Dataset excerpts:
··········
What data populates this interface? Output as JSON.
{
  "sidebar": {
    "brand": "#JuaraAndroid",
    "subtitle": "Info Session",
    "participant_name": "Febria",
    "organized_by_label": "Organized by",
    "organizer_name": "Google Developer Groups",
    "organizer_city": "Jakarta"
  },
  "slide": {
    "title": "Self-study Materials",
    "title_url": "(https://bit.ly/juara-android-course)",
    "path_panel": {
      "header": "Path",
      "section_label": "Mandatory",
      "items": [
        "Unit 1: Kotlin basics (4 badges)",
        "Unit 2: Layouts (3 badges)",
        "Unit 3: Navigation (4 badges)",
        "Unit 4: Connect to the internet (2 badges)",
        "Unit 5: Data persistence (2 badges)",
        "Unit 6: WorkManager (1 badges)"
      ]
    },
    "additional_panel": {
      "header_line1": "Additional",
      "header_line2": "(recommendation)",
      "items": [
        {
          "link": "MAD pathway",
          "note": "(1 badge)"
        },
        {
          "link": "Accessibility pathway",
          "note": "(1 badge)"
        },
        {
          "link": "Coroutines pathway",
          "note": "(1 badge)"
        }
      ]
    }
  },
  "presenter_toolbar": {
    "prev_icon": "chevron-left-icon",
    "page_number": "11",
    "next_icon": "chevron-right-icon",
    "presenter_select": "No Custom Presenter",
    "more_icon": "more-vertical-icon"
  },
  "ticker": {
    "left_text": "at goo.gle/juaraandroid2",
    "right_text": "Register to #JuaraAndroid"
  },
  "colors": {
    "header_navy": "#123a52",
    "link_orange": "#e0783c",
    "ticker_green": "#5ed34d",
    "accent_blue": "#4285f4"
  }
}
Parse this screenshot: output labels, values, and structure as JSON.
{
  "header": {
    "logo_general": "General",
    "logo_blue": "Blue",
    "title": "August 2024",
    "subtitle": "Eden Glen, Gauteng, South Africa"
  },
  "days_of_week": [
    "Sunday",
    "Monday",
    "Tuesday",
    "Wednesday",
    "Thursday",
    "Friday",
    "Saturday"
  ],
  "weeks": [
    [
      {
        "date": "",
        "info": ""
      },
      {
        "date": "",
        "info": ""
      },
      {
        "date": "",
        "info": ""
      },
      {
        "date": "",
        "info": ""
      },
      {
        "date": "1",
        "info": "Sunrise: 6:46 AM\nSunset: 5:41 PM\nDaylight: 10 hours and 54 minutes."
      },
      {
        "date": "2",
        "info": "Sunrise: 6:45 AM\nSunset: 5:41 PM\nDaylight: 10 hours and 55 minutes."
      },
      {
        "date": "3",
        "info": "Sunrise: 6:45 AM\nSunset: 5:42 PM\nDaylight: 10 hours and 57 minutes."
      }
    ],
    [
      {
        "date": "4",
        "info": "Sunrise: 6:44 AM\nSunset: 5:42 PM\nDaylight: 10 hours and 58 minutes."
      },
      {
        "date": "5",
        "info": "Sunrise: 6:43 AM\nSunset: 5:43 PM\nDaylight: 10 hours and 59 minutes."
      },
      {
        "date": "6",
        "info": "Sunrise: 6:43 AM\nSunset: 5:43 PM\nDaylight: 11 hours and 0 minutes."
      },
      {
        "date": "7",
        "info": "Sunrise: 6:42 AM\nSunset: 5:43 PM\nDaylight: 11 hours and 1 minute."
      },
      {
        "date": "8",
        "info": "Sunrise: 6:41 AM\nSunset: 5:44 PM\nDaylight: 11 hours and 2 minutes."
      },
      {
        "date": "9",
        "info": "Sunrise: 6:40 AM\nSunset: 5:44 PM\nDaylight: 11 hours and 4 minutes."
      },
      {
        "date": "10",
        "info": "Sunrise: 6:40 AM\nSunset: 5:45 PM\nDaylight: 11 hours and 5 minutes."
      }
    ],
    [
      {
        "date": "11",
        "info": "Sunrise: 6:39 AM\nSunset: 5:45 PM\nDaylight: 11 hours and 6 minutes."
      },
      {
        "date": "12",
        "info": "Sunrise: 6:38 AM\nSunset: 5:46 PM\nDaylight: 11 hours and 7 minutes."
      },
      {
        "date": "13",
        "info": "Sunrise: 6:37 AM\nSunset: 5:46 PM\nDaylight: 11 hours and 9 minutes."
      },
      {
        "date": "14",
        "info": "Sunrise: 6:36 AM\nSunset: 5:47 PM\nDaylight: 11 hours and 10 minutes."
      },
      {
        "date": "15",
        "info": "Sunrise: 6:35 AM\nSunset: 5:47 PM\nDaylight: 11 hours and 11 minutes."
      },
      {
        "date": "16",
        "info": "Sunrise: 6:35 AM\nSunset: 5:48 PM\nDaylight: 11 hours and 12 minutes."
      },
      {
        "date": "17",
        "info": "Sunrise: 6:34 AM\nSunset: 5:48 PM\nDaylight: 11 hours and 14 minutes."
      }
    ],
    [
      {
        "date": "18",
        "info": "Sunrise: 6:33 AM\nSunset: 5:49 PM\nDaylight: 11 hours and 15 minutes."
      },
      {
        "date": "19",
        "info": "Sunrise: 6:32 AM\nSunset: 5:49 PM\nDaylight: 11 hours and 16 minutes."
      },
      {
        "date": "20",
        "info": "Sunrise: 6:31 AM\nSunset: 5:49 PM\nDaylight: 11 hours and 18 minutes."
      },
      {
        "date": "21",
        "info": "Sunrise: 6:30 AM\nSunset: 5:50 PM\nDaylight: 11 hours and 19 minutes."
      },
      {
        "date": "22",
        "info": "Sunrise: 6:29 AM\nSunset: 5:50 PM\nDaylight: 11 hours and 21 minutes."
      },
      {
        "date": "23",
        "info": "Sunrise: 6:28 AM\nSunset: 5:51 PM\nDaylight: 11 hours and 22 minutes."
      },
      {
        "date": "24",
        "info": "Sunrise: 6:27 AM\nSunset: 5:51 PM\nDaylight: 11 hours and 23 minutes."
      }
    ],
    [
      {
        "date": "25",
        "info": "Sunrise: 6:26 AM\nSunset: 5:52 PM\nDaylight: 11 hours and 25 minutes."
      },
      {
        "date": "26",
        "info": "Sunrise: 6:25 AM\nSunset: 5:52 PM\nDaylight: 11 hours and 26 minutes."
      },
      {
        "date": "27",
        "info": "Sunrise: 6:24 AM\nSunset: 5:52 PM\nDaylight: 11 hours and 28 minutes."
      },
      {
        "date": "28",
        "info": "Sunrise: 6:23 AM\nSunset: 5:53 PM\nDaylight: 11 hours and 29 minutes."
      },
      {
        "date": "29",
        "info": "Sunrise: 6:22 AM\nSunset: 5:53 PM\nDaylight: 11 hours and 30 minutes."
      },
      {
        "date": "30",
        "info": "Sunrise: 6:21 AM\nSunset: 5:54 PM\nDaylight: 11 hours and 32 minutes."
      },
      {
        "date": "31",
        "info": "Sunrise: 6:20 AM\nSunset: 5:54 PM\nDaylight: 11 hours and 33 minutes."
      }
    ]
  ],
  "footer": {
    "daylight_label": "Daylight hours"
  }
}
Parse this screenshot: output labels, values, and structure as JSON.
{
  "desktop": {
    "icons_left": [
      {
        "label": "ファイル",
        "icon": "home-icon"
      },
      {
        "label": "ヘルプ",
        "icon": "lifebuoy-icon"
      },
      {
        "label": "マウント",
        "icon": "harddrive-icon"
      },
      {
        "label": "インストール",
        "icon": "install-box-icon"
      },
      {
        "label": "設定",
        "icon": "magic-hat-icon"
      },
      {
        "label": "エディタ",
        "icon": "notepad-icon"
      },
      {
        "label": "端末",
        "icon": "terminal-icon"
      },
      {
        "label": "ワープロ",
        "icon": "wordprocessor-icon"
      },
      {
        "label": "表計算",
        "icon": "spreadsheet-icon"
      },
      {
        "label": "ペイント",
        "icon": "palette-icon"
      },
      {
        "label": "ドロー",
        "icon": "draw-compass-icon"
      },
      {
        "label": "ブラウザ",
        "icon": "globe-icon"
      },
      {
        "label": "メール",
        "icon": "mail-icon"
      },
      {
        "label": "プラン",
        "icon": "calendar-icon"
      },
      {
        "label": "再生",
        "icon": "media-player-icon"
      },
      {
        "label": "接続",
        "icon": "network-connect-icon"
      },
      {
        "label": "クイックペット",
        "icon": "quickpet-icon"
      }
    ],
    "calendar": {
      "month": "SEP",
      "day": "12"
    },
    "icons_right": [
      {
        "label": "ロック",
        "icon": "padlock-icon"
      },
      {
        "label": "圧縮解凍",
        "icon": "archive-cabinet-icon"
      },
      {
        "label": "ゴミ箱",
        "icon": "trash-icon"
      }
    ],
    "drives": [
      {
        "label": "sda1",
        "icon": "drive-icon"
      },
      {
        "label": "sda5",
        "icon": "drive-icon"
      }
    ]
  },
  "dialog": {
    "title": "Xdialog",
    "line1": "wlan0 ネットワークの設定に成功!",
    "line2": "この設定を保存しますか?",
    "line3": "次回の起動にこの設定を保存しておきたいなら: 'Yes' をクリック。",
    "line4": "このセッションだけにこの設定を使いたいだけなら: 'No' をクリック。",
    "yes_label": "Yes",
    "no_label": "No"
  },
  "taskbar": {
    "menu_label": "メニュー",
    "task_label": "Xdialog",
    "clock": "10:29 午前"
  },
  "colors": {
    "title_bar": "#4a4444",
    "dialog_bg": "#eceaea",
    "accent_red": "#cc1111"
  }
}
··········
■ PROBLEM TO SOLVE ■
Note every line above where the string "Unit" shows up, and copy those lines.

■ COMPLETED EXERCISE ■
        "Unit 1: Kotlin basics (4 badges)",
        "Unit 2: Layouts (3 badges)",
        "Unit 3: Navigation (4 badges)",
        "Unit 4: Connect to the internet (2 badges)",
        "Unit 5: Data persistence (2 badges)",
        "Unit 6: WorkManager (1 badges)"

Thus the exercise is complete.